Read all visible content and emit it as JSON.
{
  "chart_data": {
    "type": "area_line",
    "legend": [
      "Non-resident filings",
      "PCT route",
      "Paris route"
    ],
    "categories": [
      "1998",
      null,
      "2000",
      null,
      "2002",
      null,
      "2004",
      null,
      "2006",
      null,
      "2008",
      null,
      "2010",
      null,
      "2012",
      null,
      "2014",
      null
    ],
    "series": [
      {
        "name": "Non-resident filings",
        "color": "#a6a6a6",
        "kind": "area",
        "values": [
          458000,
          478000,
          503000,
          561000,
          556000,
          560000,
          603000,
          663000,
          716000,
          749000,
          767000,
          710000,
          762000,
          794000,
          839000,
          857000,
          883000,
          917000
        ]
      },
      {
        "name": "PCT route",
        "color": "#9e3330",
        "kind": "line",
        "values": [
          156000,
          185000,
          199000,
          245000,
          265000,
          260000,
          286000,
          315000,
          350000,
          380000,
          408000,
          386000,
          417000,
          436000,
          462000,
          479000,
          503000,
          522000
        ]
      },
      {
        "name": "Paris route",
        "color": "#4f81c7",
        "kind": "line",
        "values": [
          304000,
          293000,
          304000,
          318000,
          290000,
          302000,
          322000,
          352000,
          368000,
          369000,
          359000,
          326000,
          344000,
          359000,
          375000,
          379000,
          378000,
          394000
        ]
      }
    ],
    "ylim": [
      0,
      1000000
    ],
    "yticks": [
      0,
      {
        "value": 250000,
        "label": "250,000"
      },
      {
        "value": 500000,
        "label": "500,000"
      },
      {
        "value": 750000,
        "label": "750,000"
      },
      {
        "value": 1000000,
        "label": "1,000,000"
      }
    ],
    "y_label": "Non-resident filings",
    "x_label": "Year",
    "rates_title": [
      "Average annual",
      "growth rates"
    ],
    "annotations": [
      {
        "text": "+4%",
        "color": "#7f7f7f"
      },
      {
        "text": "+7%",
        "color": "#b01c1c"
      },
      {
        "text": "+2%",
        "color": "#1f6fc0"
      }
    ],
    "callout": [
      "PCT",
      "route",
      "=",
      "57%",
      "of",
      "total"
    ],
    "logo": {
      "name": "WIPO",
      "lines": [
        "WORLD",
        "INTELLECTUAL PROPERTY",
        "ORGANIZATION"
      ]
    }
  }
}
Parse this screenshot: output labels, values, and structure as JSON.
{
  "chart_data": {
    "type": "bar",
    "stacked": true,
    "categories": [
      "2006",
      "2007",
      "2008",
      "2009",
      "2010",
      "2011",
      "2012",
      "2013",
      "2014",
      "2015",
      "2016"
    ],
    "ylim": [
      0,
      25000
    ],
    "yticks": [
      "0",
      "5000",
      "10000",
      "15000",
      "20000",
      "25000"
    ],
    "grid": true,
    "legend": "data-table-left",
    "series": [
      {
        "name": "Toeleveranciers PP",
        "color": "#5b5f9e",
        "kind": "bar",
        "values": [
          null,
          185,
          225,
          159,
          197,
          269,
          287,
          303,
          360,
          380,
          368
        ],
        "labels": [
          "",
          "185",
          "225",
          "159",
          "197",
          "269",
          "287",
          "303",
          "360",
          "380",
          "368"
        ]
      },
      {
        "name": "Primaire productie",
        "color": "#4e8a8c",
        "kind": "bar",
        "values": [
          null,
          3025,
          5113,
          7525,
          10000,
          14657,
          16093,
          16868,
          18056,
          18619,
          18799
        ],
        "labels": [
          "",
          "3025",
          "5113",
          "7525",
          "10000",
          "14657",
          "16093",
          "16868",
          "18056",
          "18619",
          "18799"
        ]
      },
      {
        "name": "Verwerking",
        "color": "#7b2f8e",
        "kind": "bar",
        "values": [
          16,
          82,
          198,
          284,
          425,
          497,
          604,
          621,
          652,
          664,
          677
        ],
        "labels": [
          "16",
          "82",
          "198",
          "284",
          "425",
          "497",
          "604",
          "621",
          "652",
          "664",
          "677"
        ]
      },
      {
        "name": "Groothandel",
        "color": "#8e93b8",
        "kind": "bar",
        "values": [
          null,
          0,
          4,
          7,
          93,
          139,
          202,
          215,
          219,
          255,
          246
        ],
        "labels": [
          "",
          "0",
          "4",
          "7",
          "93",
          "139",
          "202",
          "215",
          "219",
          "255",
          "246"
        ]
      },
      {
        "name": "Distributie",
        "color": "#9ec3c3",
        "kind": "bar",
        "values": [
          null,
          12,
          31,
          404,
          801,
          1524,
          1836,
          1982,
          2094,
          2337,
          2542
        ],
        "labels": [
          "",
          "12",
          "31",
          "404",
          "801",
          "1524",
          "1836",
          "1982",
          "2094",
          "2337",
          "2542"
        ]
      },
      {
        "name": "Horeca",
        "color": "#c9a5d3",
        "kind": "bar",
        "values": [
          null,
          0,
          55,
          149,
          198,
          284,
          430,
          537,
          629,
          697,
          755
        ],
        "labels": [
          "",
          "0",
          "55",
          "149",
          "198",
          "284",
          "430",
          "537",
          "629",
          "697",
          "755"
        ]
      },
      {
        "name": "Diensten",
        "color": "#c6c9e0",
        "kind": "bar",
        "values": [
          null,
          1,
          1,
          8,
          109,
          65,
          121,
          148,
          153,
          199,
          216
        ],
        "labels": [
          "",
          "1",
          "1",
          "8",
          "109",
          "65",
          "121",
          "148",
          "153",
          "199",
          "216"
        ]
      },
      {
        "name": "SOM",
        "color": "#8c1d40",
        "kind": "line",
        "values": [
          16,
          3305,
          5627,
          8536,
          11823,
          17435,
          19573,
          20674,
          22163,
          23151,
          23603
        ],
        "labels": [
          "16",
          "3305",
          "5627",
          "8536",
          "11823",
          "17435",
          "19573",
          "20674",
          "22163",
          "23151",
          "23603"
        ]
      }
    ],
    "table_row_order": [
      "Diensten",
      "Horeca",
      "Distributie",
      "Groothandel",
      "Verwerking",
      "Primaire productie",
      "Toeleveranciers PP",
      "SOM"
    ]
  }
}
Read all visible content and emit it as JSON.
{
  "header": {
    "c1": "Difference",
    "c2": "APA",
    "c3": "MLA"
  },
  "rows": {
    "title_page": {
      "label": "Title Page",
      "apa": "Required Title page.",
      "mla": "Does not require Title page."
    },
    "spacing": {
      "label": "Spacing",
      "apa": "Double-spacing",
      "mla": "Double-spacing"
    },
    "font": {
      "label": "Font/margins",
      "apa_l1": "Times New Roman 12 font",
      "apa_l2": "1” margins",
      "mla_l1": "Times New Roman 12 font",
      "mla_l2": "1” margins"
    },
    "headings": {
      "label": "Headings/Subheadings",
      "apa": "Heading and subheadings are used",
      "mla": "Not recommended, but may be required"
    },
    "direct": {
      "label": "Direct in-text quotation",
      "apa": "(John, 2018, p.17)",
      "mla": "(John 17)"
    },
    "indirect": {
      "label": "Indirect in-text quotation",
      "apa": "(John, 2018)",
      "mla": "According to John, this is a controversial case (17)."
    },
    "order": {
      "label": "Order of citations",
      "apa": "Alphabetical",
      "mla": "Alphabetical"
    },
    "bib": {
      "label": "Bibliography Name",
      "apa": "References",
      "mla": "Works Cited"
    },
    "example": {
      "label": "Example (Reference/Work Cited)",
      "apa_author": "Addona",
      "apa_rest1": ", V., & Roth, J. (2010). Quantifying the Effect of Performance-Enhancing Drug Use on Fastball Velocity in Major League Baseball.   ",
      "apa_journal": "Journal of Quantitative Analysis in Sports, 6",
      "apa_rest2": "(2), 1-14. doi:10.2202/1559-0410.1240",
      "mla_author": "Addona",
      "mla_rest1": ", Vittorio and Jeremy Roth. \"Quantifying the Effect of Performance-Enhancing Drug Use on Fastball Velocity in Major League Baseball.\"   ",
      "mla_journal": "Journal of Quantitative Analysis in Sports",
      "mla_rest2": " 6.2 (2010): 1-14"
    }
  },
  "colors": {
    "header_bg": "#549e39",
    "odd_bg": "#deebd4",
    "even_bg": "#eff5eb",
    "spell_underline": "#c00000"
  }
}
◆ ◆ ◆ ◆
§ STATED EXERCISE
Which lines hold the word "Primaire"? Copy all of them.

§ ANSWER TO THIS EXERCISE
        "name": "Primaire productie",
      "Primaire productie",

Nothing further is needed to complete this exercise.